- _TASK DESCRIPTION_: From the records, pick out and copy each line containing "training".
----
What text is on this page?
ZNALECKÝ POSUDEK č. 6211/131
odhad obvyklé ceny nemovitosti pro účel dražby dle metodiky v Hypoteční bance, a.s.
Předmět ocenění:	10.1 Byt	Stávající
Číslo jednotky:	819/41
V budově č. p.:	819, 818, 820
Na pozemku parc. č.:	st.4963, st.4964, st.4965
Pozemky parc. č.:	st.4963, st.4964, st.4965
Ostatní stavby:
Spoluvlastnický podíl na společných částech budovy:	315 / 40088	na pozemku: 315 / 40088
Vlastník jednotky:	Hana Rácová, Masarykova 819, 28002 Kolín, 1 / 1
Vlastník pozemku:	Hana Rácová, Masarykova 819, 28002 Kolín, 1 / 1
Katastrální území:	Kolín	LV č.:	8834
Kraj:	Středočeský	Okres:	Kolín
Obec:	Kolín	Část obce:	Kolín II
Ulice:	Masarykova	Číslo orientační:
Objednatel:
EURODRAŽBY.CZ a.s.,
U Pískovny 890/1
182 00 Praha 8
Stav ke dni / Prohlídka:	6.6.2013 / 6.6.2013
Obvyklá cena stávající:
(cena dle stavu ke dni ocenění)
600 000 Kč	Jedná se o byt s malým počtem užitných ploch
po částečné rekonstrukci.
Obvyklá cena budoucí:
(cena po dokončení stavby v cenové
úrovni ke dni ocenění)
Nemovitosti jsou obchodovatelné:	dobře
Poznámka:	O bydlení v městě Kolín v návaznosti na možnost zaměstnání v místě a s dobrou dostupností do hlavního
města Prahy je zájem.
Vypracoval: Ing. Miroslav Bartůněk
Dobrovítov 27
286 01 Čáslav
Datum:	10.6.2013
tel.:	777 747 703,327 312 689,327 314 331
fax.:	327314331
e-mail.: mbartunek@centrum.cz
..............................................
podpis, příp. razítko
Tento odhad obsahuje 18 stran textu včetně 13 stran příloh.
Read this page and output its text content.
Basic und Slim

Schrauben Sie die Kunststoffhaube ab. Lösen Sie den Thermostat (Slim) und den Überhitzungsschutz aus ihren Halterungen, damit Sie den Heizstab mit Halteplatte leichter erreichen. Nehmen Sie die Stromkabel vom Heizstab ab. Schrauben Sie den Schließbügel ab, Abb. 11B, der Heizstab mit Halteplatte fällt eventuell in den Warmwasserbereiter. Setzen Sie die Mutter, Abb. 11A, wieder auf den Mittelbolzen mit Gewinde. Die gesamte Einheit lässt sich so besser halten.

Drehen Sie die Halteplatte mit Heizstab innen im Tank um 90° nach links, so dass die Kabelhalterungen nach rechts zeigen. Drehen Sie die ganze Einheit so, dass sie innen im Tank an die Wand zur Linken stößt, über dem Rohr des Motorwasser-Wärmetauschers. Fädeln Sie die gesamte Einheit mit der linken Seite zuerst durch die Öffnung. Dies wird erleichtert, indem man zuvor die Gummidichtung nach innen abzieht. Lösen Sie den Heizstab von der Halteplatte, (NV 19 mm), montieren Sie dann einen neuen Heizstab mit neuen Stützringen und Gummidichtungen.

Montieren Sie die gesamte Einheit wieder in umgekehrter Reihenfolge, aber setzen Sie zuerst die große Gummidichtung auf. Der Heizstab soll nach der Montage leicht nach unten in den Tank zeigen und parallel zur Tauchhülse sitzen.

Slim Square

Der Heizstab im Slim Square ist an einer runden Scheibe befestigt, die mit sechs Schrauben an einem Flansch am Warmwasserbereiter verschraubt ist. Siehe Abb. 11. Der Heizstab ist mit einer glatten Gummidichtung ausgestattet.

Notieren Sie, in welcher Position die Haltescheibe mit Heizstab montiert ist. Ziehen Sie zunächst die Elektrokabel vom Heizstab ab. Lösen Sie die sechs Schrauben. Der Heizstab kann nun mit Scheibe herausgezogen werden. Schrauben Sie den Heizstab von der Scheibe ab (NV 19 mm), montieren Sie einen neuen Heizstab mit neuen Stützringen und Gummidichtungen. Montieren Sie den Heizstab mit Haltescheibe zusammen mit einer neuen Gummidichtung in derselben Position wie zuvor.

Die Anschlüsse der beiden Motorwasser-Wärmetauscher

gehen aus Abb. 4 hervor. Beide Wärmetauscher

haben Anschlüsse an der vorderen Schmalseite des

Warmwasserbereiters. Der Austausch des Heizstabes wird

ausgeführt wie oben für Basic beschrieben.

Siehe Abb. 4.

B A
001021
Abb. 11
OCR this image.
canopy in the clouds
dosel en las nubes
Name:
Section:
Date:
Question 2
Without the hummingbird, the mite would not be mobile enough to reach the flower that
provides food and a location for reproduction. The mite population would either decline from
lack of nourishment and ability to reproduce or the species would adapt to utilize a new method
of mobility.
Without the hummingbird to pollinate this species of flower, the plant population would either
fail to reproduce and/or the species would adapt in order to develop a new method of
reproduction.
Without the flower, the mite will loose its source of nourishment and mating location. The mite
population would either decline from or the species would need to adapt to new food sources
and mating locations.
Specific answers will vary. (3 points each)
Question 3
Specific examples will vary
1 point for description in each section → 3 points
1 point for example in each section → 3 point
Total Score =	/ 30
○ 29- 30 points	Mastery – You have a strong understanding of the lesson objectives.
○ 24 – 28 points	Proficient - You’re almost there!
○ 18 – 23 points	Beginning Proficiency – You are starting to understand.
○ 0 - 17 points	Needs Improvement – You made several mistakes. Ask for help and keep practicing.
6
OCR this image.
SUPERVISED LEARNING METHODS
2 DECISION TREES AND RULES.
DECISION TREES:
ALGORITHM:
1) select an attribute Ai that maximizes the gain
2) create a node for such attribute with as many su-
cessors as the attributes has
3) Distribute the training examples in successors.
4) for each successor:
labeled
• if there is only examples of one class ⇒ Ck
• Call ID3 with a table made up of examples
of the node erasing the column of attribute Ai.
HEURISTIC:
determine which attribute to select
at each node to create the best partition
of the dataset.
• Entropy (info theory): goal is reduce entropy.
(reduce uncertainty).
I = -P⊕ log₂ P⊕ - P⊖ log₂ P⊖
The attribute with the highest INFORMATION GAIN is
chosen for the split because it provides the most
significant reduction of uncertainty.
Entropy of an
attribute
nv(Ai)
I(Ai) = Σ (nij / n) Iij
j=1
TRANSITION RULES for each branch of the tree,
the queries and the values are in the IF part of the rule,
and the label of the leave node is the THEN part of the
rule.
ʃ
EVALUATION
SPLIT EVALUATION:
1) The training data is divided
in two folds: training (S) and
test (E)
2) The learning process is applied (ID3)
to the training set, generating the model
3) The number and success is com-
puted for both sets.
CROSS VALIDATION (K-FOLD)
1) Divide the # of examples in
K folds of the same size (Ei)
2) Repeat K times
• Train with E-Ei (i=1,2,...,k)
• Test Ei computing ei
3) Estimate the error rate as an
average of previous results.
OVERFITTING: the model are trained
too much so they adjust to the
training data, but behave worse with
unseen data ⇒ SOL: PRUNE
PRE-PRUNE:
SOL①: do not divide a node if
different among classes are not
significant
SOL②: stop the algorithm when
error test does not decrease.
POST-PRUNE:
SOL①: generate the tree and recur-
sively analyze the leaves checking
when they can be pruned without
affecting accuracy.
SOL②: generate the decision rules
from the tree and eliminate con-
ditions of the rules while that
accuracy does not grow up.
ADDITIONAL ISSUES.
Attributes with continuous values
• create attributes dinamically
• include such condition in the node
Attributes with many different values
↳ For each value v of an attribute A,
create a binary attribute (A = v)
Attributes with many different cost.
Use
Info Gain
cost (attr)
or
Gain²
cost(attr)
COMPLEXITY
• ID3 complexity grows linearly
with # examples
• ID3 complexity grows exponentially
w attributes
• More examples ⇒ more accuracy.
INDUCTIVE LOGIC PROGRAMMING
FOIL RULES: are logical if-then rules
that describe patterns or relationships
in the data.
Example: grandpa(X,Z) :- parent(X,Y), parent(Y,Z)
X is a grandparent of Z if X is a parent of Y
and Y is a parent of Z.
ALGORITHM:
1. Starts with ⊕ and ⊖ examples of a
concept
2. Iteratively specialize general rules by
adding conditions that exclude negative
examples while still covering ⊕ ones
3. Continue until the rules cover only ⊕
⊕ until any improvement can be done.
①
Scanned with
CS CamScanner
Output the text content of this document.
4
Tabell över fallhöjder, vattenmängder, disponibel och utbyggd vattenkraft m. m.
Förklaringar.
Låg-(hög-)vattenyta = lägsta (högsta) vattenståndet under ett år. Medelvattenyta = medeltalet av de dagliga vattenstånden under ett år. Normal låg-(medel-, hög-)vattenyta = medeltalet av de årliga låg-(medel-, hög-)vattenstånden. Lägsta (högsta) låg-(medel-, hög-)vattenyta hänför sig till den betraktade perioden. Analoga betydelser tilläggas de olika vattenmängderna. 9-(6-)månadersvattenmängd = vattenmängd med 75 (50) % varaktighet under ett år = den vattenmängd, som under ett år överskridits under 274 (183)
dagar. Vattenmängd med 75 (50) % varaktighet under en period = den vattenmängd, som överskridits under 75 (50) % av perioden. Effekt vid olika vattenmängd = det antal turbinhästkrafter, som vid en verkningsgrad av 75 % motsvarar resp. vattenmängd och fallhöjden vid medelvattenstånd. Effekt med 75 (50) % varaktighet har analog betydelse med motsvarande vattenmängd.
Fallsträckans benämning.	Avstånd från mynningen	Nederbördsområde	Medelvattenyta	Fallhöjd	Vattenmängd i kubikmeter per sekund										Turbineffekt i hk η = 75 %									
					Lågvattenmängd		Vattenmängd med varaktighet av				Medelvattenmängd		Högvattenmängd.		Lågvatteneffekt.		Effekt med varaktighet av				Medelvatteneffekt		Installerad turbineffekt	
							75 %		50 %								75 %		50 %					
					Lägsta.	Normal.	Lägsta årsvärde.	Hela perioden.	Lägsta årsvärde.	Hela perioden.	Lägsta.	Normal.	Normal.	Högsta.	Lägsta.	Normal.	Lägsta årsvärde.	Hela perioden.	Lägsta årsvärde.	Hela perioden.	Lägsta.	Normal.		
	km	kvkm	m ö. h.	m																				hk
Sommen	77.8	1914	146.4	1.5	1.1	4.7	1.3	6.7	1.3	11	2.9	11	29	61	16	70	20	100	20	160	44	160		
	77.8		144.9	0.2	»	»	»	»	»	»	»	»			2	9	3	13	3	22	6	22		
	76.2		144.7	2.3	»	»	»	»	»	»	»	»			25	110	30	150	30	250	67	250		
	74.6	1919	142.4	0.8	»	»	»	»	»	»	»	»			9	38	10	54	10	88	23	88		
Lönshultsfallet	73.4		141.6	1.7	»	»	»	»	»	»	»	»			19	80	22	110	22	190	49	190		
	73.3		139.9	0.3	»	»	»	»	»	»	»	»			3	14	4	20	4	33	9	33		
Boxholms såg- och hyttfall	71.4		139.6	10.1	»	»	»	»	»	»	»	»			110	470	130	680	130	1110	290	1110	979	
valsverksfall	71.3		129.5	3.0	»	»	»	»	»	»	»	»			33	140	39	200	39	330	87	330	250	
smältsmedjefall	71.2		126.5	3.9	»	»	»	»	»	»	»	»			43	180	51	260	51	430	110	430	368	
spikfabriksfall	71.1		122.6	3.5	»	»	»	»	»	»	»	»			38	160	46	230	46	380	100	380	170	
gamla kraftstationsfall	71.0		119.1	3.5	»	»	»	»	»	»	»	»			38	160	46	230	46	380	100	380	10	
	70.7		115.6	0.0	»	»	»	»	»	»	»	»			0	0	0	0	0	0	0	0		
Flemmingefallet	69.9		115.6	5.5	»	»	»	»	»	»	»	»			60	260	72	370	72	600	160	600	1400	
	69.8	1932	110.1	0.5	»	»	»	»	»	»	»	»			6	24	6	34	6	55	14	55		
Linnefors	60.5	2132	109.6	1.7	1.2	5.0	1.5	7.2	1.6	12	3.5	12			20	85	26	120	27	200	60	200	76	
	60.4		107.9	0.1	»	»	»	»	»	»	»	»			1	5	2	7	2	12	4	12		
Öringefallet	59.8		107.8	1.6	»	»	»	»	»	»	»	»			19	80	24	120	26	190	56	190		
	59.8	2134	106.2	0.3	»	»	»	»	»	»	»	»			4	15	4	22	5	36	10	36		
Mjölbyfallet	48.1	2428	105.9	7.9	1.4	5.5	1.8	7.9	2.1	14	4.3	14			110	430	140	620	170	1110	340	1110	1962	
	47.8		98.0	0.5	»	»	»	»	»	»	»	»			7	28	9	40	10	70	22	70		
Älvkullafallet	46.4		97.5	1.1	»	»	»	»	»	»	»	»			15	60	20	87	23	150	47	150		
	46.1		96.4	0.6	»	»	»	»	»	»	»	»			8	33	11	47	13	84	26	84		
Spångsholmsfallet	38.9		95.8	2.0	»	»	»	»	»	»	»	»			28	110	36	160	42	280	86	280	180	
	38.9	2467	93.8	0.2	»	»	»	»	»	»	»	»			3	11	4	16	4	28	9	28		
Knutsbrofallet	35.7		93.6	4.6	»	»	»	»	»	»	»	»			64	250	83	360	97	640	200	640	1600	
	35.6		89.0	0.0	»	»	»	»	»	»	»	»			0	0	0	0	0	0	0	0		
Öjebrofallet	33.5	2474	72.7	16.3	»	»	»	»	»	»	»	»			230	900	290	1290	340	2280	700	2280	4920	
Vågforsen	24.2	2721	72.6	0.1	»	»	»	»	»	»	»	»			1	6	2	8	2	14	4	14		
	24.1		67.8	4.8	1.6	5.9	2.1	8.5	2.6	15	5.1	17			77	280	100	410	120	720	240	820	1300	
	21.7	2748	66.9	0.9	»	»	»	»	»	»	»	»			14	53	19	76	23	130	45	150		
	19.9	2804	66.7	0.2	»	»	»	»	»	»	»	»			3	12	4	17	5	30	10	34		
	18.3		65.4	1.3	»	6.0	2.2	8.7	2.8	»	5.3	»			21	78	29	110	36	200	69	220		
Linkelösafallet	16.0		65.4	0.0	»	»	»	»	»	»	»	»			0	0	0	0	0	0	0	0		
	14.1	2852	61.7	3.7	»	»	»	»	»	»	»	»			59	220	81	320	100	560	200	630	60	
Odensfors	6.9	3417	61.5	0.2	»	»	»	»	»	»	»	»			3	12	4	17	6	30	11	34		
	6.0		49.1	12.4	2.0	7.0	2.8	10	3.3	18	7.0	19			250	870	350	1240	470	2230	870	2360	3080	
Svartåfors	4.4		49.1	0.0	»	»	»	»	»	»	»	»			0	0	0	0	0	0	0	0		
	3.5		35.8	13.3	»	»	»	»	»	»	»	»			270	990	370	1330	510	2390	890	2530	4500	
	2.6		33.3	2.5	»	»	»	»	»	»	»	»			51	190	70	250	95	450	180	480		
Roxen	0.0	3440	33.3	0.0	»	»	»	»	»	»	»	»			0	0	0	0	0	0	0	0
----
- _TASK OUTPUT_:
3) Distribute the training examples in successors.
1) The training data is divided
in two folds: training (S) and
to the training set, generating the model
training data, but behave worse with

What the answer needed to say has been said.